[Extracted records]
:::::

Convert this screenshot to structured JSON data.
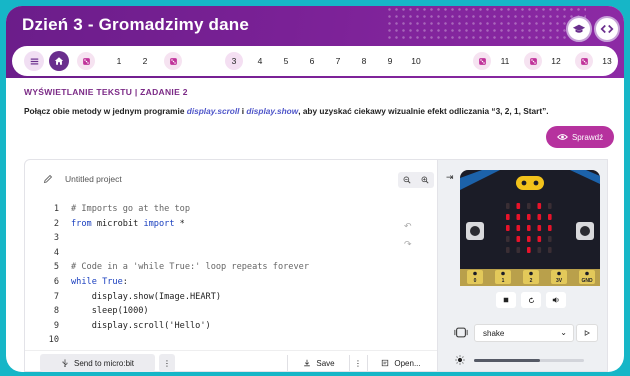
{
  "header": {
    "title": "Dzień 3 - Gromadzimy dane"
  },
  "stepper": {
    "steps": [
      "1",
      "2",
      "3",
      "4",
      "5",
      "6",
      "7",
      "8",
      "9",
      "10",
      "11",
      "12",
      "13"
    ],
    "active_step": "3"
  },
  "task": {
    "title": "WYŚWIETLANIE TEKSTU | ZADANIE 2",
    "desc_before": "Połącz obie metody w jednym programie ",
    "method1": "display.scroll",
    "desc_mid": " i ",
    "method2": "display.show",
    "desc_after": ", aby uzyskać ciekawy wizualnie efekt odliczania “3, 2, 1, Start”.",
    "check_label": "Sprawdź"
  },
  "editor": {
    "project_name": "Untitled project",
    "lines": [
      {
        "num": "1",
        "text": "# Imports go at the top"
      },
      {
        "num": "2",
        "text": "from microbit import *"
      },
      {
        "num": "3",
        "text": ""
      },
      {
        "num": "4",
        "text": ""
      },
      {
        "num": "5",
        "text": "# Code in a 'while True:' loop repeats forever"
      },
      {
        "num": "6",
        "text": "while True:"
      },
      {
        "num": "7",
        "text": "    display.show(Image.HEART)"
      },
      {
        "num": "8",
        "text": "    sleep(1000)"
      },
      {
        "num": "9",
        "text": "    display.scroll('Hello')"
      },
      {
        "num": "10",
        "text": ""
      }
    ],
    "send_label": "Send to micro:bit",
    "save_label": "Save",
    "open_label": "Open..."
  },
  "simulator": {
    "gesture": "shake",
    "pins": [
      "0",
      "1",
      "2",
      "3V",
      "GND"
    ],
    "light_level": 0.6,
    "led_matrix": [
      [
        0,
        1,
        0,
        1,
        0
      ],
      [
        1,
        1,
        1,
        1,
        1
      ],
      [
        1,
        1,
        1,
        1,
        1
      ],
      [
        0,
        1,
        1,
        1,
        0
      ],
      [
        0,
        0,
        1,
        0,
        0
      ]
    ]
  },
  "colors": {
    "header": "#7a2196",
    "accent": "#b6329e",
    "background": "#16b6c7",
    "led_on": "#e8132a"
  }
}
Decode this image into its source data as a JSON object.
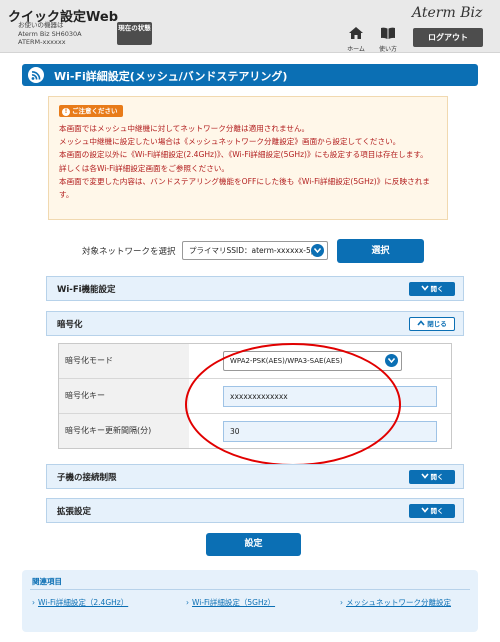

:::::

> To be done
Quote the records in full and exactly; skip any image.

> Correct answer
Convert this screenshot to structured JSON data.
{
  "header": {
    "title": "Dzień 3 - Gromadzimy dane"
  },
  "stepper": {
    "steps": [
      "1",
      "2",
      "3",
      "4",
      "5",
      "6",
      "7",
      "8",
      "9",
      "10",
      "11",
      "12",
      "13"
    ],
    "active_step": "3"
  },
  "task": {
    "title": "WYŚWIETLANIE TEKSTU | ZADANIE 2",
    "desc_before": "Połącz obie metody w jednym programie ",
    "method1": "display.scroll",
    "desc_mid": " i ",
    "method2": "display.show",
    "desc_after": ", aby uzyskać ciekawy wizualnie efekt odliczania “3, 2, 1, Start”.",
    "check_label": "Sprawdź"
  },
  "editor": {
    "project_name": "Untitled project",
    "lines": [
      {
        "num": "1",
        "text": "# Imports go at the top"
      },
      {
        "num": "2",
        "text": "from microbit import *"
      },
      {
        "num": "3",
        "text": ""
      },
      {
        "num": "4",
        "text": ""
      },
      {
        "num": "5",
        "text": "# Code in a 'while True:' loop repeats forever"
      },
      {
        "num": "6",
        "text": "while True:"
      },
      {
        "num": "7",
        "text": "    display.show(Image.HEART)"
      },
      {
        "num": "8",
        "text": "    sleep(1000)"
      },
      {
        "num": "9",
        "text": "    display.scroll('Hello')"
      },
      {
        "num": "10",
        "text": ""
      }
    ],
    "send_label": "Send to micro:bit",
    "save_label": "Save",
    "open_label": "Open..."
  },
  "simulator": {
    "gesture": "shake",
    "pins": [
      "0",
      "1",
      "2",
      "3V",
      "GND"
    ],
    "light_level": 0.6,
    "led_matrix": [
      [
        0,
        1,
        0,
        1,
        0
      ],
      [
        1,
        1,
        1,
        1,
        1
      ],
      [
        1,
        1,
        1,
        1,
        1
      ],
      [
        0,
        1,
        1,
        1,
        0
      ],
      [
        0,
        0,
        1,
        0,
        0
      ]
    ]
  },
  "colors": {
    "header": "#7a2196",
    "accent": "#b6329e",
    "background": "#16b6c7",
    "led_on": "#e8132a"
  }
}
Decode this image into its source data as a JSON object.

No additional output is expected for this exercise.